| PROBLEM DESCRIPTION |
Reproduce the listing word for word, starting at its first line and ending at the line that contains "panel: ribbon card 02: diam", with both of those lines included.

_____

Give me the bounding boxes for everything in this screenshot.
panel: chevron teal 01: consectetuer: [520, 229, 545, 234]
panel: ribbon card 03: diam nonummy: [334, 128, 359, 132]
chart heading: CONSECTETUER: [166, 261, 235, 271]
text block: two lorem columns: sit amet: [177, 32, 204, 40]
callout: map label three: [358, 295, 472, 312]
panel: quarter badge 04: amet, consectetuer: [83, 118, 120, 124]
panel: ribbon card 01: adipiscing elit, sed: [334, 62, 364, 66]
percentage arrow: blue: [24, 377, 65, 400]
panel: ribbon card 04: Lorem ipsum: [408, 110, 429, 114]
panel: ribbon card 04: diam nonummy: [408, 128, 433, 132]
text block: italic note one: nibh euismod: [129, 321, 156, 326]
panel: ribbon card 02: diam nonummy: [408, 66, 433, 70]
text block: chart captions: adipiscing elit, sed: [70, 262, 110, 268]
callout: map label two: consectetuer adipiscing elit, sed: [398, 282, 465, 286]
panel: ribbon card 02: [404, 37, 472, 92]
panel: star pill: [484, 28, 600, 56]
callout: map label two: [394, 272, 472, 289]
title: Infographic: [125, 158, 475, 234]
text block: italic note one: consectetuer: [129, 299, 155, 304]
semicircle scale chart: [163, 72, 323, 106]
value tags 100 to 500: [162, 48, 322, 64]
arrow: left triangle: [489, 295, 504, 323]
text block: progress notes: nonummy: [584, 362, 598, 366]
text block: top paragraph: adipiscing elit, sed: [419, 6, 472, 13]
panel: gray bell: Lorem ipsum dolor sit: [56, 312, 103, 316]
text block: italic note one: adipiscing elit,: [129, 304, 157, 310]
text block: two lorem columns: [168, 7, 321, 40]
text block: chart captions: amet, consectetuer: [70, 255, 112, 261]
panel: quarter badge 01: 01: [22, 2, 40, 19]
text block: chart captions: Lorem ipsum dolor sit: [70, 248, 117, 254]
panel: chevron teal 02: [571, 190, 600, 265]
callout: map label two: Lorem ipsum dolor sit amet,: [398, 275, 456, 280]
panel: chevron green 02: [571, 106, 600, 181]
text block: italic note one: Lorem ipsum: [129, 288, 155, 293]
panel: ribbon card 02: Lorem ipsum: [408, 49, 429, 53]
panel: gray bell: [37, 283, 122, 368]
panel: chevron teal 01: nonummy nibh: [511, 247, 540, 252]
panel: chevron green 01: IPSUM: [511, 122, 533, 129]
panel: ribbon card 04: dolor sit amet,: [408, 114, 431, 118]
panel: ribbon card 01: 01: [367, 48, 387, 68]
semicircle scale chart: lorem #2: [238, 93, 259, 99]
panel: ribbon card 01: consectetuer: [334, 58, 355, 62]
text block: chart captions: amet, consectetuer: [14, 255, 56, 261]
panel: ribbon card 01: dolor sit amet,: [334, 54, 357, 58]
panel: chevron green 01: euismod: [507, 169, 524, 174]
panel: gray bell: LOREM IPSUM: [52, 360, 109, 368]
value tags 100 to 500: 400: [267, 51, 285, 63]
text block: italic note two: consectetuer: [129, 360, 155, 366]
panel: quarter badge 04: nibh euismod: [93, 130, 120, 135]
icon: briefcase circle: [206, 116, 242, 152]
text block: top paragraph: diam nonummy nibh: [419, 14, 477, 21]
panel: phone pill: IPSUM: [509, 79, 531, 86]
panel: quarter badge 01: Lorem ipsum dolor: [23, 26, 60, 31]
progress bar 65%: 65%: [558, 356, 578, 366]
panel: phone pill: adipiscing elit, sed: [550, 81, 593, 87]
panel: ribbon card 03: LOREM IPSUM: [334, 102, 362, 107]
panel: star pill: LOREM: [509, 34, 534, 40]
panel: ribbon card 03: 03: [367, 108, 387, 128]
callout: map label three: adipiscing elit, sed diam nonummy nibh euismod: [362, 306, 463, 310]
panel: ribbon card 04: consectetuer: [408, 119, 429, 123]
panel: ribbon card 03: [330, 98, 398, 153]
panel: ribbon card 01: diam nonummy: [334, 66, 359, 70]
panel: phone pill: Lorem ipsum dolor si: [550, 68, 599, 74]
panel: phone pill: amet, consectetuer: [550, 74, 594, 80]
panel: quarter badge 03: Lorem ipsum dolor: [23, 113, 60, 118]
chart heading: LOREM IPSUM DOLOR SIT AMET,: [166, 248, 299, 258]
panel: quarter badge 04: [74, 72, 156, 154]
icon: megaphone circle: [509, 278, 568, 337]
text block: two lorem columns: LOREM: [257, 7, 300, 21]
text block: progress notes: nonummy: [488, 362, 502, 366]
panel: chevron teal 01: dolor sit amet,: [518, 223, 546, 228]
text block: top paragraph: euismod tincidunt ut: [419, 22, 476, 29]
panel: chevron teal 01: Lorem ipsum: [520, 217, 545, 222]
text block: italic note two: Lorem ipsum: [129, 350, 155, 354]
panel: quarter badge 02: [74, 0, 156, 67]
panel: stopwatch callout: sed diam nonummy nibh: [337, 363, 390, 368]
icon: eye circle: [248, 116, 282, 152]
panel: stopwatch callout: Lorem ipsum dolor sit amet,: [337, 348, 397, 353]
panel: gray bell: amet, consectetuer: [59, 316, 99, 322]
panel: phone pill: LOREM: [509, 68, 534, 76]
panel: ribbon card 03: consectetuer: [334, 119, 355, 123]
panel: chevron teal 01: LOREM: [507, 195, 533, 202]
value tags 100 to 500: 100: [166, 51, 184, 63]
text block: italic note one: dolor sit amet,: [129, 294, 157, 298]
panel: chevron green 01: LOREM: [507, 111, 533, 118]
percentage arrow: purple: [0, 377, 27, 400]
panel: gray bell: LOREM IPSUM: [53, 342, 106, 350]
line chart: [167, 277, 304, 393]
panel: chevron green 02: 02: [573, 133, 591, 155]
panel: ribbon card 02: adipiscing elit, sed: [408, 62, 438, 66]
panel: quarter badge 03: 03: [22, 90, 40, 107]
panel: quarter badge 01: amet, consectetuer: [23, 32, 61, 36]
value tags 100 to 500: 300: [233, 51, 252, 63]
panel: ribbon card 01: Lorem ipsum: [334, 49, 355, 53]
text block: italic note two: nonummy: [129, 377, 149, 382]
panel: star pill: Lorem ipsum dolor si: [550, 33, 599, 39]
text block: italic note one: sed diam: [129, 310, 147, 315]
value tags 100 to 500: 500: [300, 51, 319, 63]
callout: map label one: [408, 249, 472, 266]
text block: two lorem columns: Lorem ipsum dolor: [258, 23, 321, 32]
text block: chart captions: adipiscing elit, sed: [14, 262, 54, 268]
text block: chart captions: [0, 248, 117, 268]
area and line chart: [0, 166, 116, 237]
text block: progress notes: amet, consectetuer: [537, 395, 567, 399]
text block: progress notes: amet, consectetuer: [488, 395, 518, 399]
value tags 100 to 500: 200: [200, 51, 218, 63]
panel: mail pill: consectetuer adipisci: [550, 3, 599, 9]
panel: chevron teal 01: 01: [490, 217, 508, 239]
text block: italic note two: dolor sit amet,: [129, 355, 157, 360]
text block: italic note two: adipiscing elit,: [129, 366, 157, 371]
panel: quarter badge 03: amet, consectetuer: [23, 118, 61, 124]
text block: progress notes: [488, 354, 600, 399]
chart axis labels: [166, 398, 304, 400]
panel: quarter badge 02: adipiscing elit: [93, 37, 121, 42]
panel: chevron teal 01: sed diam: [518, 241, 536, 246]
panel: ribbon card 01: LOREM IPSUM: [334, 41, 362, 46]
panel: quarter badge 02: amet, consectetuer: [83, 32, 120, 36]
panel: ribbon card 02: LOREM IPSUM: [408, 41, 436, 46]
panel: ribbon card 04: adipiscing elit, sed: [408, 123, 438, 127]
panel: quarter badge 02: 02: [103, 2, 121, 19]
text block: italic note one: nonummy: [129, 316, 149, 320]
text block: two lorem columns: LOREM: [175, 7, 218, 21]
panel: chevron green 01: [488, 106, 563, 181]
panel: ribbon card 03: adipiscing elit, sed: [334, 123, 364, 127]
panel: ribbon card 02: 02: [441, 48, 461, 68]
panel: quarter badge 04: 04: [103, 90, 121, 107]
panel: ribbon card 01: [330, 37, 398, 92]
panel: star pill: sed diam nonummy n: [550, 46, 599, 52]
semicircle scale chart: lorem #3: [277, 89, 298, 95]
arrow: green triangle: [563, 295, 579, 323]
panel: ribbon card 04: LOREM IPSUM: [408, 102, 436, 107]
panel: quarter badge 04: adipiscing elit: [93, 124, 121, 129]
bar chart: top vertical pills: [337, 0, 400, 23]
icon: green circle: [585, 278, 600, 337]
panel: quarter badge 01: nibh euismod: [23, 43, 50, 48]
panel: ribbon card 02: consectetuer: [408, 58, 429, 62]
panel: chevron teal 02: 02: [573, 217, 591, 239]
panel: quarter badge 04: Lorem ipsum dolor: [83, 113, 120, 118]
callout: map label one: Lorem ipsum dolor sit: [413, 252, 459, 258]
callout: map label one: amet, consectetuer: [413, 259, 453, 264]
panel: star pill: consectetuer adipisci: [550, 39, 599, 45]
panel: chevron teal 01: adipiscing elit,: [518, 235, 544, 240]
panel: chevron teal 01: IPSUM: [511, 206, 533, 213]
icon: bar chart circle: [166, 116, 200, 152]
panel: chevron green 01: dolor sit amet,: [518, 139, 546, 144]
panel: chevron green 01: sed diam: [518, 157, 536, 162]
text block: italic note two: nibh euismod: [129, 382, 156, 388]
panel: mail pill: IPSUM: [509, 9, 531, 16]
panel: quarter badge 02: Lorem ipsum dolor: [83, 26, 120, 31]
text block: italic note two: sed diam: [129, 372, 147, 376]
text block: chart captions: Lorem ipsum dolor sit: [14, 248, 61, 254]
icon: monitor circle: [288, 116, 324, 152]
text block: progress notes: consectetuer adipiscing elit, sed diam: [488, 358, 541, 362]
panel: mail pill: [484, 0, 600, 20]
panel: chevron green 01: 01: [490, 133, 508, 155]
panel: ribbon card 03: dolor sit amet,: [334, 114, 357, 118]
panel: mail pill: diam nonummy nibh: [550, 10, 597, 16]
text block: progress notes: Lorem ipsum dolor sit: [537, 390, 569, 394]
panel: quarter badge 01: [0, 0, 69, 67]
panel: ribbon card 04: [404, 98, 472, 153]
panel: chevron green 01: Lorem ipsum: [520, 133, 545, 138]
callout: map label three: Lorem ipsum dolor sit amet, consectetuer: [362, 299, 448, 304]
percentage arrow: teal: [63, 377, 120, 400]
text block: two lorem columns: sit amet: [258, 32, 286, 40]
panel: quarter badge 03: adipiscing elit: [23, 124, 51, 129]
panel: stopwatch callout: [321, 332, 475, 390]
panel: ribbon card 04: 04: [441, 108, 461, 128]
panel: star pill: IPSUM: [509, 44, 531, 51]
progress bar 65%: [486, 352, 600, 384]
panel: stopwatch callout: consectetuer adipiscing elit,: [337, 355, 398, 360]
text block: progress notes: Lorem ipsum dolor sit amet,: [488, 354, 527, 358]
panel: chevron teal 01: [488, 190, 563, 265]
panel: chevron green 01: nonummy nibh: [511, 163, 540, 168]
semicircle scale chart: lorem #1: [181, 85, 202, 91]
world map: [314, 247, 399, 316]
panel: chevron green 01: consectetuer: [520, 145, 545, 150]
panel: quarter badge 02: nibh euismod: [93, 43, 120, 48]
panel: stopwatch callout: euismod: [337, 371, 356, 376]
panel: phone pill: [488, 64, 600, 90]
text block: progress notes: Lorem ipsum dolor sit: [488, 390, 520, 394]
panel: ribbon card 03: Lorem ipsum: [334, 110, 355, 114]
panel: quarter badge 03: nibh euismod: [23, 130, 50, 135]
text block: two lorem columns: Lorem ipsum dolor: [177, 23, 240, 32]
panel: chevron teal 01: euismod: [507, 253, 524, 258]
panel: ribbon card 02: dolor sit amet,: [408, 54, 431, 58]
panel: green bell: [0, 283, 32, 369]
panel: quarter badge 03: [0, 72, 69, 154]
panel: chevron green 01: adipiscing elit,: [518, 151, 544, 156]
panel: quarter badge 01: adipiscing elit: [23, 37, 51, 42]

_____

| RESULT FOR THIS EXERCISE |
Give me the bounding boxes for everything in this screenshot.
panel: chevron teal 01: consectetuer: [520, 229, 545, 234]
panel: ribbon card 03: diam nonummy: [334, 128, 359, 132]
chart heading: CONSECTETUER: [166, 261, 235, 271]
text block: two lorem columns: sit amet: [177, 32, 204, 40]
callout: map label three: [358, 295, 472, 312]
panel: quarter badge 04: amet, consectetuer: [83, 118, 120, 124]
panel: ribbon card 01: adipiscing elit, sed: [334, 62, 364, 66]
percentage arrow: blue: [24, 377, 65, 400]
panel: ribbon card 04: Lorem ipsum: [408, 110, 429, 114]
panel: ribbon card 04: diam nonummy: [408, 128, 433, 132]
text block: italic note one: nibh euismod: [129, 321, 156, 326]
panel: ribbon card 02: diam nonummy: [408, 66, 433, 70]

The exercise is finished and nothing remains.